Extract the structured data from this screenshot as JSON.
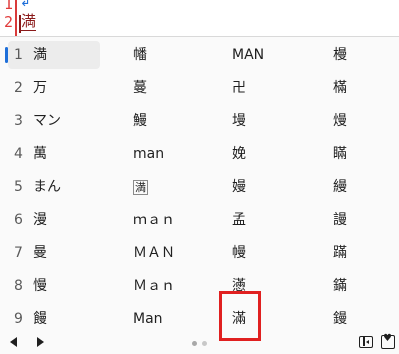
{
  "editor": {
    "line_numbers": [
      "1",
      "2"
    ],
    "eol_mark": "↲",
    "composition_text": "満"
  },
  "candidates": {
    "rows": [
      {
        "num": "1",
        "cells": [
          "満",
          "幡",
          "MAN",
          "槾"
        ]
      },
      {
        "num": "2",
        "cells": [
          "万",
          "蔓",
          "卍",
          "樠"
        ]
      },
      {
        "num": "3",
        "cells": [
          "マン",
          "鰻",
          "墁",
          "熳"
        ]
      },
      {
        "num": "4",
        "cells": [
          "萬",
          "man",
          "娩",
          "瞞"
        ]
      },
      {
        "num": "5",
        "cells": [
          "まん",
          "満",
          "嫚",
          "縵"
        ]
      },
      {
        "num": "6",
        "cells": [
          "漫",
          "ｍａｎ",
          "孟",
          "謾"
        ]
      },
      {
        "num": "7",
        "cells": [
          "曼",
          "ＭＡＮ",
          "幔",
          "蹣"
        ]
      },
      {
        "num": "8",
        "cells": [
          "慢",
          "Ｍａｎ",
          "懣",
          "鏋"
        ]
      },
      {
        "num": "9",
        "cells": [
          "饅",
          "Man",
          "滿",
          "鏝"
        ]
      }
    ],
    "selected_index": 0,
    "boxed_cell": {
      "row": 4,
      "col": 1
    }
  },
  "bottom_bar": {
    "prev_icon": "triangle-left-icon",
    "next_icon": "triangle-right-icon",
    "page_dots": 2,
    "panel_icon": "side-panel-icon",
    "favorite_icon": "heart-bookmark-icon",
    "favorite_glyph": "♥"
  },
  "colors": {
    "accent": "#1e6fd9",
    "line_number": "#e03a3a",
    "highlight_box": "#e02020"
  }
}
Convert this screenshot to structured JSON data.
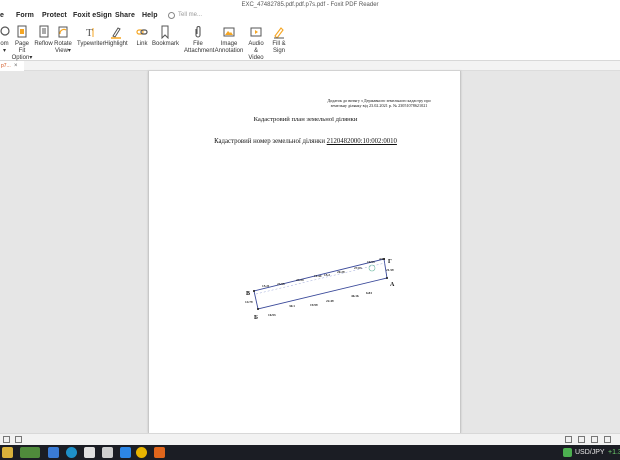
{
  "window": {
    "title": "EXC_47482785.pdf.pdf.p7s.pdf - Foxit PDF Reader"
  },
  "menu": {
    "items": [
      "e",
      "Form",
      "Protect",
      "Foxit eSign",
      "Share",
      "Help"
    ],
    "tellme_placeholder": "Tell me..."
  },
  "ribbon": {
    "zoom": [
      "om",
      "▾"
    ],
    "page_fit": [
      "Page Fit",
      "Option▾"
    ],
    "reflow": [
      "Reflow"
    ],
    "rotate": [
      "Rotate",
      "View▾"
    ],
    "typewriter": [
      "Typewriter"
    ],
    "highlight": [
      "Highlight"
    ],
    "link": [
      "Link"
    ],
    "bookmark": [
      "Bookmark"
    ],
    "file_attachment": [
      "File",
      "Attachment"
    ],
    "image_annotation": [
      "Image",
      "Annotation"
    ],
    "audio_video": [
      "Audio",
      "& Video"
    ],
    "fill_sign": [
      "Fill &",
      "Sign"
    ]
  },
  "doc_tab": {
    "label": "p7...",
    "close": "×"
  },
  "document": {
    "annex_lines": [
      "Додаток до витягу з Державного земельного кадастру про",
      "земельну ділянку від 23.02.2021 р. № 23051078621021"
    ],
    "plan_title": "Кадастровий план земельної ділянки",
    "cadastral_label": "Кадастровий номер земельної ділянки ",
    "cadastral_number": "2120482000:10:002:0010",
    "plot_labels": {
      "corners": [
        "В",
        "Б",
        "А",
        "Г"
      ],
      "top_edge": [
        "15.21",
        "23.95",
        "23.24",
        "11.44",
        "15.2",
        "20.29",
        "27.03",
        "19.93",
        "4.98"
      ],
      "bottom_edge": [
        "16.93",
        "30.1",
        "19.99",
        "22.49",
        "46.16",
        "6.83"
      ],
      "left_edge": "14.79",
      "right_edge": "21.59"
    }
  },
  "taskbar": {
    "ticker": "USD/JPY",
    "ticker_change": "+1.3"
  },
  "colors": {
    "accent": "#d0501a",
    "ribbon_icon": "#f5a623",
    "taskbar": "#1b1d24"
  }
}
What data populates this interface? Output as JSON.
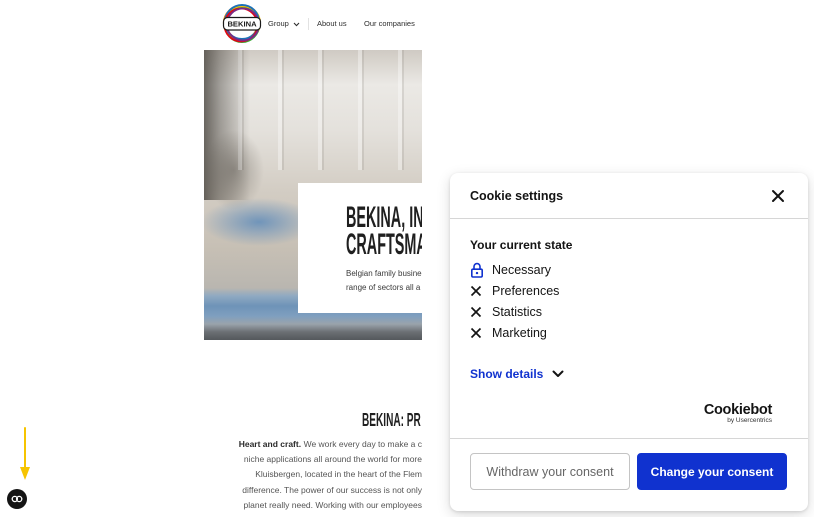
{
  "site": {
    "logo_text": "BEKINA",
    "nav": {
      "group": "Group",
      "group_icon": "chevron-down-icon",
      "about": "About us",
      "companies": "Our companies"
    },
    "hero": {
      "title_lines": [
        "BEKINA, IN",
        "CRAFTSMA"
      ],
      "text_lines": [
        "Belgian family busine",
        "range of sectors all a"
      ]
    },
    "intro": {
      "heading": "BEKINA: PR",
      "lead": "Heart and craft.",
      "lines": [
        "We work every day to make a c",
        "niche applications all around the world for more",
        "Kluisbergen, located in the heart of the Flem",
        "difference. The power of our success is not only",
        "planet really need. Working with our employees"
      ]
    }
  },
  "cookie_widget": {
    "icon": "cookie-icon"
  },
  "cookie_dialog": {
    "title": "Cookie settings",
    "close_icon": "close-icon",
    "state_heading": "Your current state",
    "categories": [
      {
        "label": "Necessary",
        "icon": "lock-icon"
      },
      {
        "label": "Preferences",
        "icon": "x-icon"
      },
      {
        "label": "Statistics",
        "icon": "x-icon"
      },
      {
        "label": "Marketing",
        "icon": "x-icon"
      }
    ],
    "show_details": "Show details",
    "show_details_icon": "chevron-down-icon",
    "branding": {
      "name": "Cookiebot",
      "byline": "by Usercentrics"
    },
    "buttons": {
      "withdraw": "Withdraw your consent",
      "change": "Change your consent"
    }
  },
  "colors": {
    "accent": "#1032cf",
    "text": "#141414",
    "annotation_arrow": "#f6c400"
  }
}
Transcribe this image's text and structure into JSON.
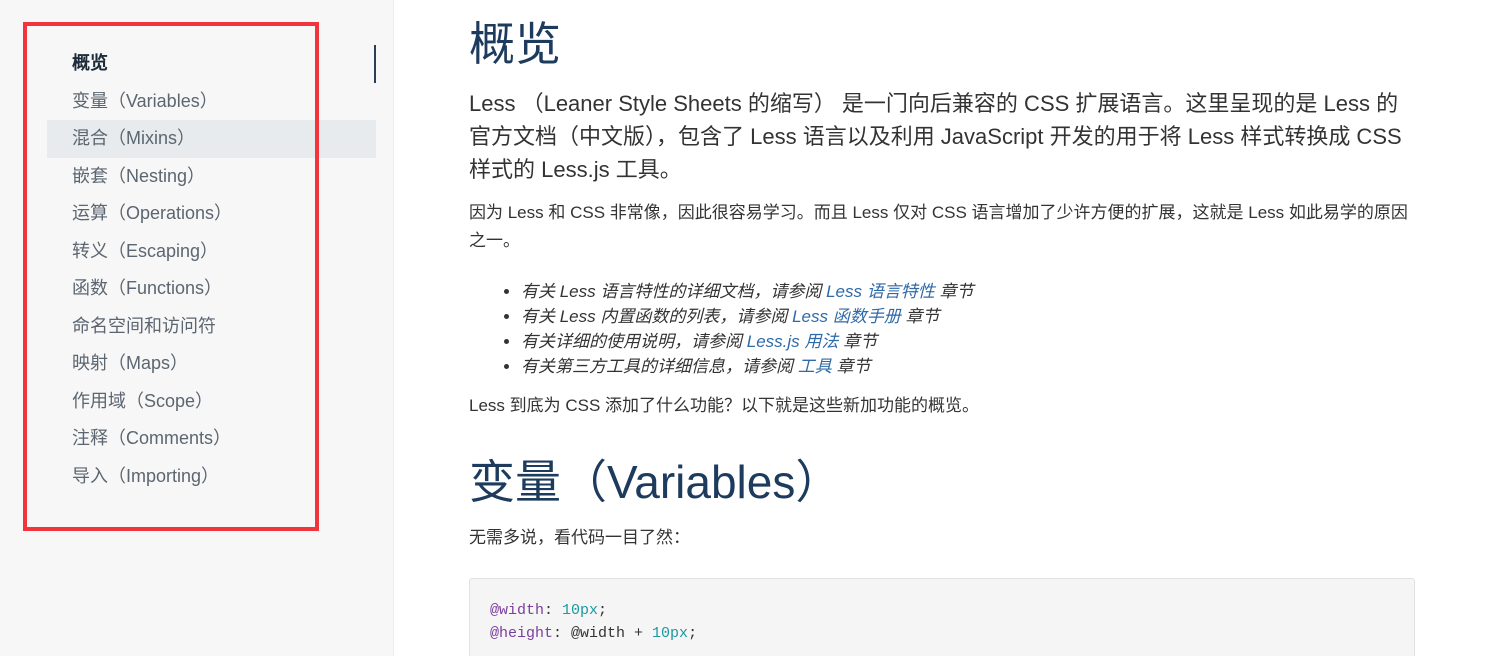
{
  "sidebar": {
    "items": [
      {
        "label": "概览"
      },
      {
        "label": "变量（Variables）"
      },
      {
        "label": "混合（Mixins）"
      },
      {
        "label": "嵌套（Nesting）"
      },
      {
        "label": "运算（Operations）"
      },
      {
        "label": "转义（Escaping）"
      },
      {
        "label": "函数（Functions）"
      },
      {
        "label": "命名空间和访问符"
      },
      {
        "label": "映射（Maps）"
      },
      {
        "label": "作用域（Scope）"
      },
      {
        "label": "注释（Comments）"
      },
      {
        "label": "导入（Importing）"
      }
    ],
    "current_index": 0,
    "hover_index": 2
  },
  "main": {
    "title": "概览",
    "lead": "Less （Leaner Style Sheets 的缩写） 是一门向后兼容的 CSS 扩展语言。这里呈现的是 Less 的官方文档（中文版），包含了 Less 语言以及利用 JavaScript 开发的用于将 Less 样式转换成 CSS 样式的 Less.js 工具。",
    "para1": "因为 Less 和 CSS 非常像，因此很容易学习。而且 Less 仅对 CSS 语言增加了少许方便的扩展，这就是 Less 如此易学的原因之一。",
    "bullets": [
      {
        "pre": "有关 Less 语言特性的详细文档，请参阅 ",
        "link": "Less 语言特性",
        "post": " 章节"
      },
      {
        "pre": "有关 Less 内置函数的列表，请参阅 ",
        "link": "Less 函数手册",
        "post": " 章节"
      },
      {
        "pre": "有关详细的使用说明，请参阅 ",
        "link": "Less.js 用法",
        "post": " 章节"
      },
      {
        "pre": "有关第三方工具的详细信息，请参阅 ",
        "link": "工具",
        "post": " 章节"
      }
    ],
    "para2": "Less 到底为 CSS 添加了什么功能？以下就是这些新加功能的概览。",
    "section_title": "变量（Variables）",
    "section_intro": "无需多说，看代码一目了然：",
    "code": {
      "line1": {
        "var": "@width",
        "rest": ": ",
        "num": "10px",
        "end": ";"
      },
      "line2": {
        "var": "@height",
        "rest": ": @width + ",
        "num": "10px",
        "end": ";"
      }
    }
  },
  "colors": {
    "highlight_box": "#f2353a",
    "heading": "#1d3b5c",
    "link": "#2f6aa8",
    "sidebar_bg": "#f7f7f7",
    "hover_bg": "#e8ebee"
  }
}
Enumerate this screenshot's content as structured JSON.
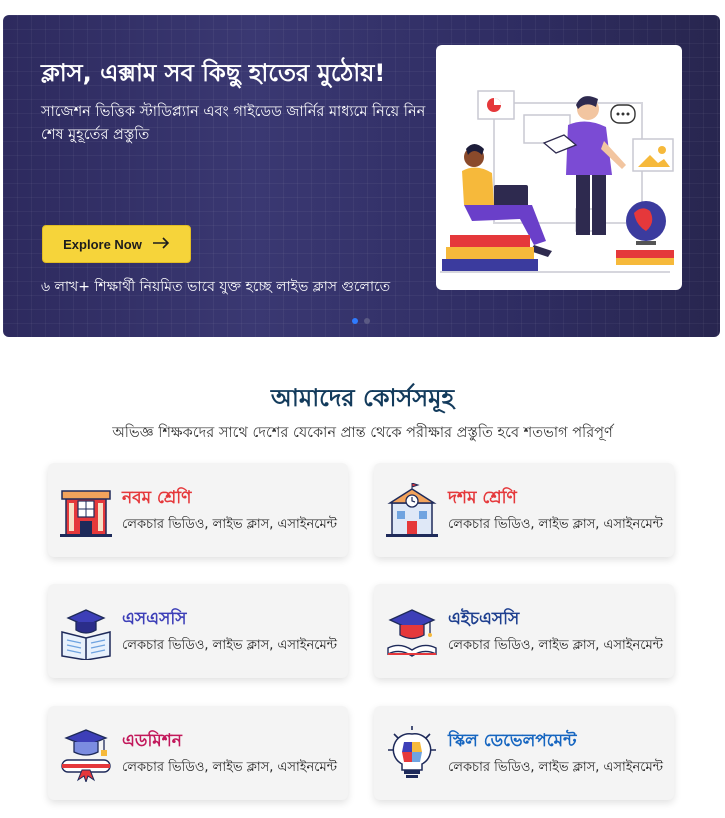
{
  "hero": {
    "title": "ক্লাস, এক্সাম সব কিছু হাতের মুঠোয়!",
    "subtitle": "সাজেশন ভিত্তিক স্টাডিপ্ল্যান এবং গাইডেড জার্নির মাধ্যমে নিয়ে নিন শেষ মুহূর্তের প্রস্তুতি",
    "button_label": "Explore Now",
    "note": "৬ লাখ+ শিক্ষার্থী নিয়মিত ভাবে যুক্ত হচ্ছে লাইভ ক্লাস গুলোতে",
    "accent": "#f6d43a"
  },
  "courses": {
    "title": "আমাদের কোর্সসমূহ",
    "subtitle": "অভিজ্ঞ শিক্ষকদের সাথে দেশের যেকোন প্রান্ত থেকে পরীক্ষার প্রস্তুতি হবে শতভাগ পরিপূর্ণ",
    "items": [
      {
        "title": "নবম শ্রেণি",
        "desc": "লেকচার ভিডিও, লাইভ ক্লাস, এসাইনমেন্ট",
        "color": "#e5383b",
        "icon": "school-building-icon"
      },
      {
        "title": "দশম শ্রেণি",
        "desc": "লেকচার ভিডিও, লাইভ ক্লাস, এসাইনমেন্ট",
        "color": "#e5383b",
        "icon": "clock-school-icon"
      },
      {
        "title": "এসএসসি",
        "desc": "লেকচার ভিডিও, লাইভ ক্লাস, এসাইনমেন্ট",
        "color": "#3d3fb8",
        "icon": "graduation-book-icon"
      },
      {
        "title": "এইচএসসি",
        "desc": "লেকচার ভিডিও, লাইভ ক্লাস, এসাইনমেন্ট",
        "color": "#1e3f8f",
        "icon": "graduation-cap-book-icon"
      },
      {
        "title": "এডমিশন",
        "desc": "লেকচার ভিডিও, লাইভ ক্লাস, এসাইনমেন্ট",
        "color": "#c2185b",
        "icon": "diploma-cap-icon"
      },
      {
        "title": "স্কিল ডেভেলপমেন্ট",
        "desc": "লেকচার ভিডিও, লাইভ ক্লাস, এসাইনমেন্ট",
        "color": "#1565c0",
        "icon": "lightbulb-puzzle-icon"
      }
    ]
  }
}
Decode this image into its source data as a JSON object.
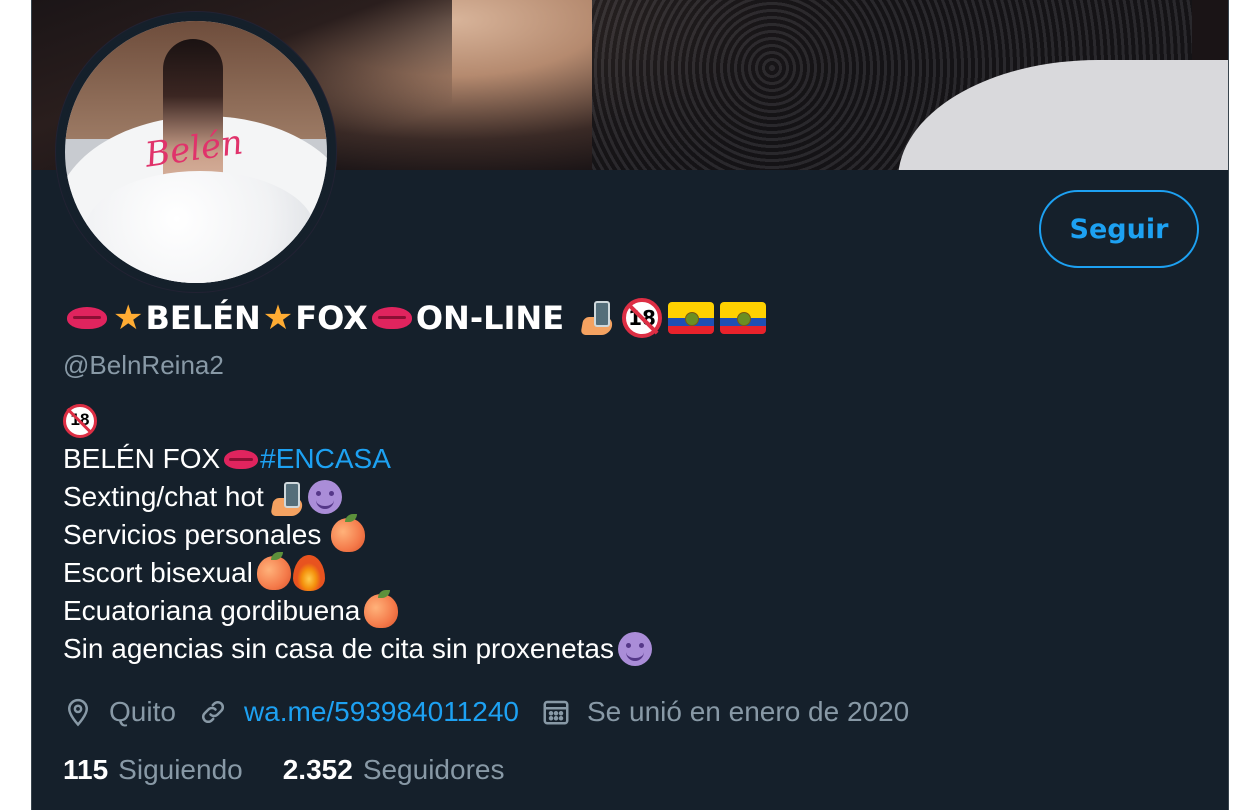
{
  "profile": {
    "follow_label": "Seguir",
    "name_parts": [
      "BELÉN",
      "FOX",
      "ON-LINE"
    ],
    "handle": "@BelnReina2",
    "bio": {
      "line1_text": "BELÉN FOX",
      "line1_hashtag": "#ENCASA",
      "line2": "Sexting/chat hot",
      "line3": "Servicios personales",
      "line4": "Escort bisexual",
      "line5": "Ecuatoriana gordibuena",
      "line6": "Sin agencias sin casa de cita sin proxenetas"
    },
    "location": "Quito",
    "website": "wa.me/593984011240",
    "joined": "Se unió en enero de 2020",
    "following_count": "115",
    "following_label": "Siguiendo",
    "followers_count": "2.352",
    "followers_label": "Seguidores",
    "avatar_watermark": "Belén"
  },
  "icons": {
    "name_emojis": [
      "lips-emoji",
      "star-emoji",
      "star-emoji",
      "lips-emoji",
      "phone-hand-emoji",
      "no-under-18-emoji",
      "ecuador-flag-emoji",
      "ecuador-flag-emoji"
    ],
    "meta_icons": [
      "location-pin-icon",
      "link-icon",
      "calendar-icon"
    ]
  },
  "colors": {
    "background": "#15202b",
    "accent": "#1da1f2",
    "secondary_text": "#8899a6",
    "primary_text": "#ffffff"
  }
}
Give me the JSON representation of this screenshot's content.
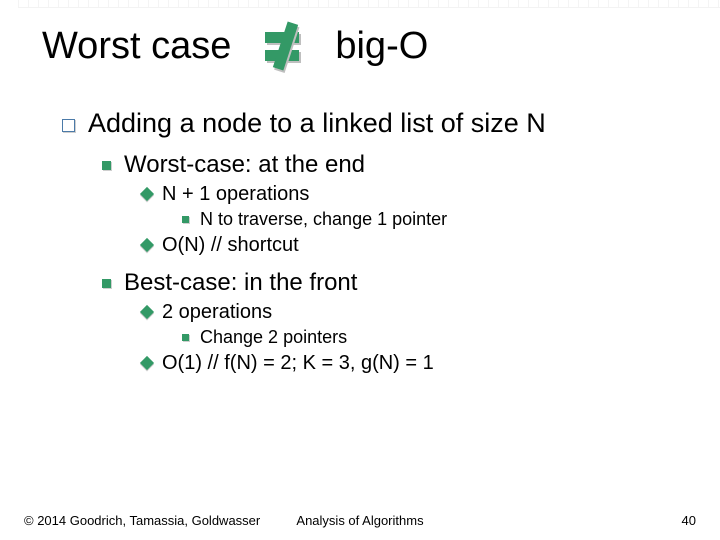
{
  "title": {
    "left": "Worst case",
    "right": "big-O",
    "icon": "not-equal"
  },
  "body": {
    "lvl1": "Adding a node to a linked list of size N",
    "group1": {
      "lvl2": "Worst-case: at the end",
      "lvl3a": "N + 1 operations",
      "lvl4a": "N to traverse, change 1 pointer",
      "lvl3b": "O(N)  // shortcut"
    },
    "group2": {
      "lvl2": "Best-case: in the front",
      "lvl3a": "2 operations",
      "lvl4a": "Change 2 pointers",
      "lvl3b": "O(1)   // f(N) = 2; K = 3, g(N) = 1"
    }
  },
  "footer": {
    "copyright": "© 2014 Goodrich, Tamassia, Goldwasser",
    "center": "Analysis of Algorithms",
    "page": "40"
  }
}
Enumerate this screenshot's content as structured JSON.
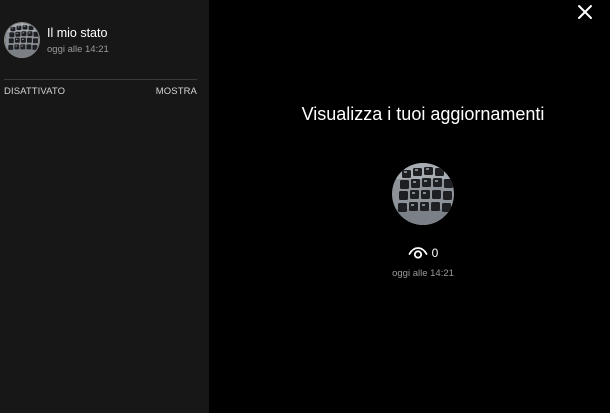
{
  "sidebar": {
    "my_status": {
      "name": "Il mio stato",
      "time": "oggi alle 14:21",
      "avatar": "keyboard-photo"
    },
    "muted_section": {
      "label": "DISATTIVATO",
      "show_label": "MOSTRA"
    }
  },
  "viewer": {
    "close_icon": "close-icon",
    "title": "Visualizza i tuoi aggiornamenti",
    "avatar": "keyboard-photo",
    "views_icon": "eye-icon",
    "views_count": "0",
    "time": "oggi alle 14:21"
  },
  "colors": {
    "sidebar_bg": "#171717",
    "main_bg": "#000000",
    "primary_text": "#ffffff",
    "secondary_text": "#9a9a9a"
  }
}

+ + + +

In the entries above, identify every line with the string "ffffff".

= Result of this exercise =
    "primary_text": "#ffffff"
    "primary_text": "#ffffff",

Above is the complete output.